**Selected excerpt:**
|---|

Riding the Nordic German Power-Spread: The Einar Aas Experiment.

AuthorEwald, Christian-Oliver

    In 2018 the Norwegian trader Einar Aas has had a fantastic run on simultaneously trading electricity futures on the Nordic and German markets. He seemed to effortlessly exploit differentials in the risk premia in Nordic and German electricity futures, hoping that over time, due to better integration of the two markets, these differentials would diminish. Even though the exact nature of his trades is unknown, at least to the authors, his basic idea was to enter the market with a long-short position in Nordic vs. German electricity futures when the futures price spread, and therefore the spread in the risk premia, was high, and then wait for the price spread to diminish and close out the position at a large profit. (1) In principle electricity can be carried from the Nordic to the German region and vice versa, as the power grids are well connected. As one would expect that the two markets become more integrated in the future, any large spreads should decline naturally. However, Einar Aas crashed out of the market spectacularly in September 2018, as he was unable to cover a margin call when the spread unexpectedly opened up again. This created headlines in the financial press and Norwegian newspapers. Essentially a wet weather forecast for Norway in combination with rising emission prices brought his strategy to a fall. In retrospect, if it would not have been for this dramatic price change, Einar Aas would have walked away some hundreds of millions euros richer. The spread turned out to narrow again.

    The case of Einar Aas and his downfall has been prominently covered in the financial and non-financial press. However it is not the only case where energy traders failed spectacularly. The following table provides a summary of cases within the last 20 years. The case of Einar Aas' has strong resemblance with the case of Amaranth, which at a net loss of over 8 billion USD tops this list. (2)

    Further, as for the trading of electricity contracts, it is also well known that a number of other traders have adopted strategies exploiting price differentials, not only between the Nordic and German markets, but also between French and German Markets, often in combination with the purchase of transmission capacity in auction. (3) The question investigated in this article is whether price spreads on the Nordic vs. German electricity futures markets provide systematic opportunities for excessive profits. More precisely, we examine the Nordic and German electricity futures markets for the presence of any pricing anomalies that could give reason to believe that arbitrage-like strategies as the one adopted by Einar Aas are possible. The literature presents some tests for statistical arbitrage, e.g. Hogan et al. (2004) and Jarrow et al. (2012), however their assumptions are very restrictive and in many cases do not apply. We follow a different path and first assess the two markets as to whether there is in fact a systematic difference in risk premia and/or Sharpe ratios, the first signs of possible arbitrage. We then follow up on this and construct an arbitrage-seeking strategy directly. More precisely, our strategy "beats" the market in the sense of Jensen (1968). (4) In fact we present an explicit strategy and test whether this chosen strategy can produce positive alphas in the context of the Capital Asset Pricing Model (CAPM), when trading simultaneously in the Nordic and German markets. We call this the Einar Aas experiment.

|---|

**Given data:**
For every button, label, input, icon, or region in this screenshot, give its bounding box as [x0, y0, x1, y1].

|---|

**Stated task A:**
Translate this sentence from the article on the Einar Aas experiment into Spanish: "In principle electricity can be carried from the Nordic to the German region and vice versa, as the power grids are well connected."
**Stated task B:**
In the article on the Einar Aas experiment, write out word for word the passage starting with "The case of Einar Aas and" and going on through "this list. (2)".

**Complete response A:**
En principio, la electricidad puede transportarse de la región nórdica a la alemana y viceversa, ya que las redes eléctricas están bien conectadas.

**Complete response B:**
The case of Einar Aas and his downfall has been prominently covered in the financial and non-financial press. However it is not the only case where energy traders failed spectacularly. The following table provides a summary of cases within the last 20 years. The case of Einar Aas' has strong resemblance with the case of Amaranth, which at a net loss of over 8 billion USD tops this list. (2)